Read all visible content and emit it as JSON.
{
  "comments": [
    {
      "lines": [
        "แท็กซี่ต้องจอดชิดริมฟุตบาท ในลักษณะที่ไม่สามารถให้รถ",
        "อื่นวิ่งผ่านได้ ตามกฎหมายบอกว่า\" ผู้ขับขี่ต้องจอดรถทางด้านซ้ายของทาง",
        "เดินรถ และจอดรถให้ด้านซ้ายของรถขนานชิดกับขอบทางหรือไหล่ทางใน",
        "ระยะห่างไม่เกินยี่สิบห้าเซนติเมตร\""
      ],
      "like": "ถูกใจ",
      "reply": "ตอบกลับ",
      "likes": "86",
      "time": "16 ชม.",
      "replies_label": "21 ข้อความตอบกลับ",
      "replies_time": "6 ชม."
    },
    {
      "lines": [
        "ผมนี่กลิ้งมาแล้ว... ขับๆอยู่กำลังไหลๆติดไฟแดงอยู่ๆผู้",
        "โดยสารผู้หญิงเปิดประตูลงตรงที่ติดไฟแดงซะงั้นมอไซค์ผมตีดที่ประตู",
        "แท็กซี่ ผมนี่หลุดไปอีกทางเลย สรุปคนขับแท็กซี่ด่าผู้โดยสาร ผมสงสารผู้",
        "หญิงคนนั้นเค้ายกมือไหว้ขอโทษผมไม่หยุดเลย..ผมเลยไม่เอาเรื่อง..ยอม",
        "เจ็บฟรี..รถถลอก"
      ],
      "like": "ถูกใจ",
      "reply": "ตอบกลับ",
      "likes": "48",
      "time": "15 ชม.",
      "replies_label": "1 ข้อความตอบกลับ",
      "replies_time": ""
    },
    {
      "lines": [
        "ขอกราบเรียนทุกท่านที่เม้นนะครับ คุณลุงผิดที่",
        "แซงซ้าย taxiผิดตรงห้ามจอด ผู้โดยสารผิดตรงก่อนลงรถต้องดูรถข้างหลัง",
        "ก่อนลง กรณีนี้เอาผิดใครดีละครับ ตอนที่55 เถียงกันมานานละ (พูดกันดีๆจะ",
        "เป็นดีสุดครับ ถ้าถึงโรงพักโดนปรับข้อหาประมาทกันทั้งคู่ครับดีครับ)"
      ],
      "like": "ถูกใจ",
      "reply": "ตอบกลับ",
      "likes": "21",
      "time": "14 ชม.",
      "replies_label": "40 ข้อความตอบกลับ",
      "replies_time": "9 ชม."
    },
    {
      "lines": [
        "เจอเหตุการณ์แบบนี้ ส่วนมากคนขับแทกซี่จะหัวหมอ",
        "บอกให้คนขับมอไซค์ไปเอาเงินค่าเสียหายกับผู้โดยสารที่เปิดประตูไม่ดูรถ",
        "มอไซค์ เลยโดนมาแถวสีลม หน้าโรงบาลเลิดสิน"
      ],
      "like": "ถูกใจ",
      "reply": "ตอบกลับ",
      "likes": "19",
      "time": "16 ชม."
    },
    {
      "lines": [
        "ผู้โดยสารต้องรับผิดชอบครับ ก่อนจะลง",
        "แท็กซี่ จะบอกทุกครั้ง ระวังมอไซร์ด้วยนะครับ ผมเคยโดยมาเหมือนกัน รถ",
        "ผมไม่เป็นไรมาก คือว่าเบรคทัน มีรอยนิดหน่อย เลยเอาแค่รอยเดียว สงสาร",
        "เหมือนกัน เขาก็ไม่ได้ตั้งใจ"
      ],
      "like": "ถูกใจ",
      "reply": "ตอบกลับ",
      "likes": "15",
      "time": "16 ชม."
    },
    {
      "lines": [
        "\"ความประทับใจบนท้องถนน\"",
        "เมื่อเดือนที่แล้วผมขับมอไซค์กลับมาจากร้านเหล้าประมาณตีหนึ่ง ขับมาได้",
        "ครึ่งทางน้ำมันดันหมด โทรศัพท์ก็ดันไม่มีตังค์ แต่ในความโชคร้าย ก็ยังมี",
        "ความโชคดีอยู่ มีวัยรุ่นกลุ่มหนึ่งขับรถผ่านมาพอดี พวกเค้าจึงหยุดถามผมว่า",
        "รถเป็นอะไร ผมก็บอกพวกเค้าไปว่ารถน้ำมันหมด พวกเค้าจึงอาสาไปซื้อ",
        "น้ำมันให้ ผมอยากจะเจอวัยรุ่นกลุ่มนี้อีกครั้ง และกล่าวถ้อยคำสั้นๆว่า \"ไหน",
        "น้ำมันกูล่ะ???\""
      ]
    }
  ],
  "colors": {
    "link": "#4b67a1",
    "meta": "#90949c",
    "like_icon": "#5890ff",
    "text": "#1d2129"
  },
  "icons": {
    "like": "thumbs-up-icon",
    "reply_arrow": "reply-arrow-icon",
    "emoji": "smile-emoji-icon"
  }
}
++++++++++++++++++++
From the listing above, reproduce all the lines exactly.

Read all visible content and emit it as JSON.
{
  "comments": [
    {
      "lines": [
        "แท็กซี่ต้องจอดชิดริมฟุตบาท ในลักษณะที่ไม่สามารถให้รถ",
        "อื่นวิ่งผ่านได้ ตามกฎหมายบอกว่า\" ผู้ขับขี่ต้องจอดรถทางด้านซ้ายของทาง",
        "เดินรถ และจอดรถให้ด้านซ้ายของรถขนานชิดกับขอบทางหรือไหล่ทางใน",
        "ระยะห่างไม่เกินยี่สิบห้าเซนติเมตร\""
      ],
      "like": "ถูกใจ",
      "reply": "ตอบกลับ",
      "likes": "86",
      "time": "16 ชม.",
      "replies_label": "21 ข้อความตอบกลับ",
      "replies_time": "6 ชม."
    },
    {
      "lines": [
        "ผมนี่กลิ้งมาแล้ว... ขับๆอยู่กำลังไหลๆติดไฟแดงอยู่ๆผู้",
        "โดยสารผู้หญิงเปิดประตูลงตรงที่ติดไฟแดงซะงั้นมอไซค์ผมตีดที่ประตู",
        "แท็กซี่ ผมนี่หลุดไปอีกทางเลย สรุปคนขับแท็กซี่ด่าผู้โดยสาร ผมสงสารผู้",
        "หญิงคนนั้นเค้ายกมือไหว้ขอโทษผมไม่หยุดเลย..ผมเลยไม่เอาเรื่อง..ยอม",
        "เจ็บฟรี..รถถลอก"
      ],
      "like": "ถูกใจ",
      "reply": "ตอบกลับ",
      "likes": "48",
      "time": "15 ชม.",
      "replies_label": "1 ข้อความตอบกลับ",
      "replies_time": ""
    },
    {
      "lines": [
        "ขอกราบเรียนทุกท่านที่เม้นนะครับ คุณลุงผิดที่",
        "แซงซ้าย taxiผิดตรงห้ามจอด ผู้โดยสารผิดตรงก่อนลงรถต้องดูรถข้างหลัง",
        "ก่อนลง กรณีนี้เอาผิดใครดีละครับ ตอนที่55 เถียงกันมานานละ (พูดกันดีๆจะ",
        "เป็นดีสุดครับ ถ้าถึงโรงพักโดนปรับข้อหาประมาทกันทั้งคู่ครับดีครับ)"
      ],
      "like": "ถูกใจ",
      "reply": "ตอบกลับ",
      "likes": "21",
      "time": "14 ชม.",
      "replies_label": "40 ข้อความตอบกลับ",
      "replies_time": "9 ชม."
    },
    {
      "lines": [
        "เจอเหตุการณ์แบบนี้ ส่วนมากคนขับแทกซี่จะหัวหมอ",
        "บอกให้คนขับมอไซค์ไปเอาเงินค่าเสียหายกับผู้โดยสารที่เปิดประตูไม่ดูรถ",
        "มอไซค์ เลยโดนมาแถวสีลม หน้าโรงบาลเลิดสิน"
      ],
      "like": "ถูกใจ",
      "reply": "ตอบกลับ",
      "likes": "19",
      "time": "16 ชม."
    },
    {
      "lines": [
        "ผู้โดยสารต้องรับผิดชอบครับ ก่อนจะลง",
        "แท็กซี่ จะบอกทุกครั้ง ระวังมอไซร์ด้วยนะครับ ผมเคยโดยมาเหมือนกัน รถ",
        "ผมไม่เป็นไรมาก คือว่าเบรคทัน มีรอยนิดหน่อย เลยเอาแค่รอยเดียว สงสาร",
        "เหมือนกัน เขาก็ไม่ได้ตั้งใจ"
      ],
      "like": "ถูกใจ",
      "reply": "ตอบกลับ",
      "likes": "15",
      "time": "16 ชม."
    },
    {
      "lines": [
        "\"ความประทับใจบนท้องถนน\"",
        "เมื่อเดือนที่แล้วผมขับมอไซค์กลับมาจากร้านเหล้าประมาณตีหนึ่ง ขับมาได้",
        "ครึ่งทางน้ำมันดันหมด โทรศัพท์ก็ดันไม่มีตังค์ แต่ในความโชคร้าย ก็ยังมี",
        "ความโชคดีอยู่ มีวัยรุ่นกลุ่มหนึ่งขับรถผ่านมาพอดี พวกเค้าจึงหยุดถามผมว่า",
        "รถเป็นอะไร ผมก็บอกพวกเค้าไปว่ารถน้ำมันหมด พวกเค้าจึงอาสาไปซื้อ",
        "น้ำมันให้ ผมอยากจะเจอวัยรุ่นกลุ่มนี้อีกครั้ง และกล่าวถ้อยคำสั้นๆว่า \"ไหน",
        "น้ำมันกูล่ะ???\""
      ]
    }
  ],
  "colors": {
    "link": "#4b67a1",
    "meta": "#90949c",
    "like_icon": "#5890ff",
    "text": "#1d2129"
  },
  "icons": {
    "like": "thumbs-up-icon",
    "reply_arrow": "reply-arrow-icon",
    "emoji": "smile-emoji-icon"
  }
}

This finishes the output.